■ **Exercise tasks**:
**A.** In the passage on Stage 3 colon cancer, reproduce the text between "Stage 3: Cancer" and "it in 1 to 3.", inclusive, substituting "bowel wall" for "colon wall".
**B.** Condense the paragraph of the passage on Stage 3 colon cancer that begins "Stage 3 is further divided" into a bulleted list that keeps its main facts.

■ **Exercise text**:
□ □ □ □ □

Stage 3: Cancer in the Lymph Nodes

Stage 3 is defined by one key change: cancer cells have reached nearby lymph nodes. The tumor itself may be any depth, from the submucosa all the way through the colon wall. What matters is lymph node involvement, which signals the cancer has begun using the body’s lymphatic drainage system as a pathway.

Stage 3 is further divided based on how many lymph nodes contain cancer. Stage 3A involves fewer nodes and a shallower tumor. Stage 3B and 3C involve progressively more lymph nodes or a deeper tumor that has grown through the colon wall. Having cancer in 4 or more lymph nodes places you in a higher-risk category than having it in 1 to 3.

Surgery remains the first step, but chemotherapy afterward is recommended for all Stage 3 cancers regardless of other features. Treatment typically lasts 3 to 6 months. For tumors with deficient mismatch repair (a specific DNA repair characteristic found in about 15% of colon cancers), immunotherapy may be combined with chemotherapy as a preferred approach. The five-year relative survival rate for regional colorectal cancer, which corresponds roughly to Stage 3, is 75.2%.

□ □ □ □ □

■ **Provided information**:
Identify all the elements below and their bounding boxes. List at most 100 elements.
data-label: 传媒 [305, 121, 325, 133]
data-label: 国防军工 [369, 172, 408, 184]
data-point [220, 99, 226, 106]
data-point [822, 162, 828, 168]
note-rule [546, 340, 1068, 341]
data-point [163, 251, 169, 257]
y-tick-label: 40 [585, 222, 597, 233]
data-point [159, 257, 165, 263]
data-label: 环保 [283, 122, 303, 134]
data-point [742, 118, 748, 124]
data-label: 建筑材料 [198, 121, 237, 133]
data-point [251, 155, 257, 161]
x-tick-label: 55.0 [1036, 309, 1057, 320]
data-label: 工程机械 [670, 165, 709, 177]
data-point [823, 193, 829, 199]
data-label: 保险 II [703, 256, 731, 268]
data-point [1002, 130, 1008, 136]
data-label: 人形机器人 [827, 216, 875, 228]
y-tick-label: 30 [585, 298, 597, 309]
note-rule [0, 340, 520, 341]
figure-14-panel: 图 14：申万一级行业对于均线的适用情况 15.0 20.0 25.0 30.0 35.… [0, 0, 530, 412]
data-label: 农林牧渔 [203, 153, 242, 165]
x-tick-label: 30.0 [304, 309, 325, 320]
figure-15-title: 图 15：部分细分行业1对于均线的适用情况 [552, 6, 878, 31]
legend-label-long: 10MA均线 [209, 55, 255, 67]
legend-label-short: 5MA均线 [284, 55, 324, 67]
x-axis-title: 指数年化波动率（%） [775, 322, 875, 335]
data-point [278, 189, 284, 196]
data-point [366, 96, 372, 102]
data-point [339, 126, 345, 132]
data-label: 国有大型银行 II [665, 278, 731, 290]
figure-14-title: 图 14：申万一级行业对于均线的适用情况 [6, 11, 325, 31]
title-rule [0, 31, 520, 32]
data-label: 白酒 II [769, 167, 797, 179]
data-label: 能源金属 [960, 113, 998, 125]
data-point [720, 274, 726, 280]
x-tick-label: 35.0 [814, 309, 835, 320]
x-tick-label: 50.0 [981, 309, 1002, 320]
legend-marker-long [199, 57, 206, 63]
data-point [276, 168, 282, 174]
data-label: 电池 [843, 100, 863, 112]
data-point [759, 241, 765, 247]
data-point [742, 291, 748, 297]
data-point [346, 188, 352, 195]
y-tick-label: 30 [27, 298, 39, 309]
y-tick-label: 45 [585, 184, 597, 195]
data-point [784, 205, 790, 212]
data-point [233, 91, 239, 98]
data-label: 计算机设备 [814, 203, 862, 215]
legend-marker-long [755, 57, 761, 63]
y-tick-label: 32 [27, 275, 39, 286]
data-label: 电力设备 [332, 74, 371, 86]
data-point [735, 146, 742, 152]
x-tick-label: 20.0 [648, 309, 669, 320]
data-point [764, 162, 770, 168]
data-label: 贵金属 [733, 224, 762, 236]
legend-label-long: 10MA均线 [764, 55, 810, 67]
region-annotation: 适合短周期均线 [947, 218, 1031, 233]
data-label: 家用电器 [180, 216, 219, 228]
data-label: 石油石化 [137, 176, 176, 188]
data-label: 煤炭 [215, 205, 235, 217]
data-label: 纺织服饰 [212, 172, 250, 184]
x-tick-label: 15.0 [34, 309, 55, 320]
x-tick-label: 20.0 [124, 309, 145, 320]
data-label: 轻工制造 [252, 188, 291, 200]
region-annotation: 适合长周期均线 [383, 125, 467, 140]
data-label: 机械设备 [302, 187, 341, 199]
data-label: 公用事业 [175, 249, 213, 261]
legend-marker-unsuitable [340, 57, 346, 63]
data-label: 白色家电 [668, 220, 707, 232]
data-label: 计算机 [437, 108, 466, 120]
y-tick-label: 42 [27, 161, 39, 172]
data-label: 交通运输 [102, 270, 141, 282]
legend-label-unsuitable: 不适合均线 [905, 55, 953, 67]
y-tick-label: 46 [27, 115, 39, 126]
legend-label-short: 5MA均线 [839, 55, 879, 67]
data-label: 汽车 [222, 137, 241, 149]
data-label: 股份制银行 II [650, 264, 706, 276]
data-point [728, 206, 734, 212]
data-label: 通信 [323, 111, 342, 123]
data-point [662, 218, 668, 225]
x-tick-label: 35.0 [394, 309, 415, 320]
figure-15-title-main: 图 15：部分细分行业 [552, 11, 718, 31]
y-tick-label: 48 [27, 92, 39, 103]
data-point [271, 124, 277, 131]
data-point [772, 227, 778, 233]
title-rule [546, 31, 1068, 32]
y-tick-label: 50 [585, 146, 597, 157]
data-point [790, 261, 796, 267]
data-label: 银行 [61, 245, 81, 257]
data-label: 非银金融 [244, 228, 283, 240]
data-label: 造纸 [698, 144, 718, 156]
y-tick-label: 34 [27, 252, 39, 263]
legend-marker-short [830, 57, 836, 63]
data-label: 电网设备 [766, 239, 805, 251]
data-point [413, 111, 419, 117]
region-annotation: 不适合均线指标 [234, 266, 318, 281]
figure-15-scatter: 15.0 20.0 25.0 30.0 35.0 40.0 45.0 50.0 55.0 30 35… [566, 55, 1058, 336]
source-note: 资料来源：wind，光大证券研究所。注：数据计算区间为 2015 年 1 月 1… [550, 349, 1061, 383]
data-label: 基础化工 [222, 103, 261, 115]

□ □ □ □ □

■ **List of solutions**:
**A.**
Stage 3: Cancer in the Lymph Nodes

Stage 3 is defined by one key change: cancer cells have reached nearby lymph nodes. The tumor itself may be any depth, from the submucosa all the way through the bowel wall. What matters is lymph node involvement, which signals the cancer has begun using the body’s lymphatic drainage system as a pathway.

Stage 3 is further divided based on how many lymph nodes contain cancer. Stage 3A involves fewer nodes and a shallower tumor. Stage 3B and 3C involve progressively more lymph nodes or a deeper tumor that has grown through the bowel wall. Having cancer in 4 or more lymph nodes places you in a higher-risk category than having it in 1 to 3.

**B.**
- Stage 3 is subdivided by the number of lymph nodes containing cancer.
- Stage 3A: fewer nodes and a shallower tumor.
- Stages 3B and 3C: progressively more lymph nodes, or a deeper tumor that has grown through the colon wall.
- Cancer in 4 or more lymph nodes carries a higher risk than cancer in 1 to 3.